WHAT TO WORK ON ->
For the records that follow, return only the count of lines containing the string "principal".

------------------------------------------------------------------------

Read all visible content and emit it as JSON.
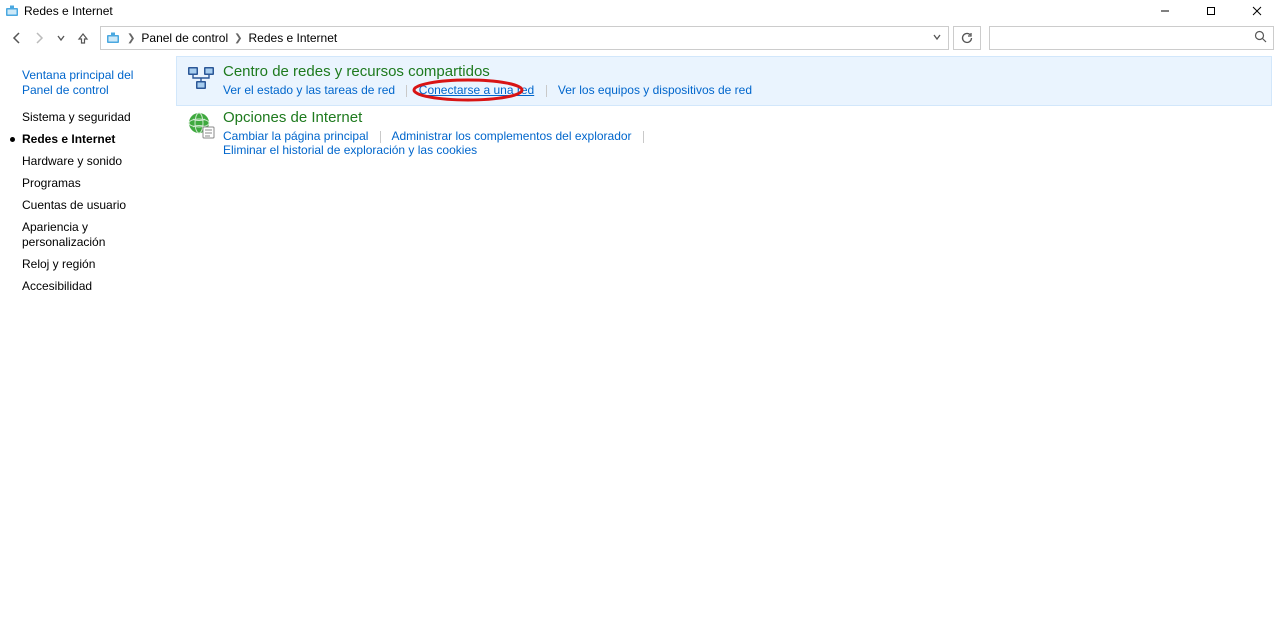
{
  "window": {
    "title": "Redes e Internet",
    "minimize_tip": "Minimize",
    "maximize_tip": "Maximize",
    "close_tip": "Close"
  },
  "nav": {
    "back_tip": "Back",
    "forward_tip": "Forward",
    "recent_tip": "Recent",
    "up_tip": "Up",
    "refresh_tip": "Refresh",
    "search_placeholder": ""
  },
  "breadcrumbs": {
    "root": "Panel de control",
    "current": "Redes e Internet"
  },
  "sidebar": {
    "home": "Ventana principal del Panel de control",
    "items": [
      {
        "label": "Sistema y seguridad",
        "active": false
      },
      {
        "label": "Redes e Internet",
        "active": true
      },
      {
        "label": "Hardware y sonido",
        "active": false
      },
      {
        "label": "Programas",
        "active": false
      },
      {
        "label": "Cuentas de usuario",
        "active": false
      },
      {
        "label": "Apariencia y personalización",
        "active": false
      },
      {
        "label": "Reloj y región",
        "active": false
      },
      {
        "label": "Accesibilidad",
        "active": false
      }
    ]
  },
  "panes": [
    {
      "title": "Centro de redes y recursos compartidos",
      "links": [
        "Ver el estado y las tareas de red",
        "Conectarse a una red",
        "Ver los equipos y dispositivos de red"
      ]
    },
    {
      "title": "Opciones de Internet",
      "links": [
        "Cambiar la página principal",
        "Administrar los complementos del explorador",
        "Eliminar el historial de exploración y las cookies"
      ]
    }
  ],
  "annotation": {
    "circled_link_index": 1
  }
}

------------------------------------------------------------------------

ANSWER TO THIS PROBLEM ->
2